待办任务:
请列出页面表格中 Sklearn 全部模块的中文名。

页面:
■ ■ ■ ■ ■

本文主要记录使用 Sklearn 做机器学习分类和回归的例子,适合初学者理解和扩展。
Sklearn 包含了很多种机器学习的方式,如下表所示:
模块英文名 | 模块中文名 |
---|---|
Classification | 分类 |
Regression | 回归 |
Clustering | 非监督分类 |
Dimensionality reduction | 数据降维 |
Model Selection | 模型选择 |
Preprocessing | 数据预处理 |
多层感知机分类
from sklearn.neural_network import MLPClassifier
#输入数据(特征)
x = [[0., 0.], [1., 1.]]
# 标签数据(标签)
y = [1, 2]
# 创建分类器
clf = MLPClassifier(solver='adam', alpha=1e-5, hidden_layer_sizes=(5,2), random_state=1)
# 训练分类器
clf.fit(x, y)
MLPClassifier(activation='relu', alpha=0.0001, batch_size='auto', beta_1=0.9,
beta_2=0.999, early_stopping=False, epsilon=1e-08,
hidden_layer_sizes=(5, 2), learning_rate='constant',
learning_rate_init=0.001, max_iter=200,
momentum=0.9, nesterovs_momentum=True,
power_t=0.5, random_state=1, shuffle=True, solver='adam',
tol=0.0001, validation_fraction=0.1, verbose=False,
warm_start=False)
# 预测未知数据
results = clf.predict([[-2., -2.]])
print(results)
随机森林分类
from sklearn.ensemble import RandomForestClassifier #做分类
#输入数据(特征)
x = [[0., 0.], [1., 1.]]
# 标签数据(标签)
y = [1, 2]
# 创建分类器
model_RF = RandomForestClassifier(n_estimators=20,max_features="auto",criterion='gini',\
n_jobs=4,oob_score=True)
#调用fit训练
model_RF.fit(x, y)
# 预测未知数据
results = model_RF.predict([[-2., -2.]])
print(results)

■ ■ ■ ■ ■

数据集:
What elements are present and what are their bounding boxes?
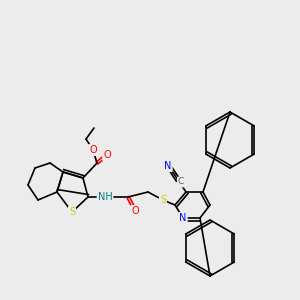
Text: N: N (164, 161, 172, 171)
Text: S: S (160, 195, 166, 205)
Text: N: N (179, 213, 187, 223)
Text: NH: NH (98, 192, 112, 202)
Text: S: S (69, 207, 75, 217)
Text: O: O (131, 206, 139, 216)
Text: C: C (178, 178, 184, 187)
Text: O: O (103, 150, 111, 160)
Text: O: O (89, 145, 97, 155)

■ ■ ■ ■ ■

本题解答:
分类、回归、非监督分类、数据降维、模型选择、数据预处理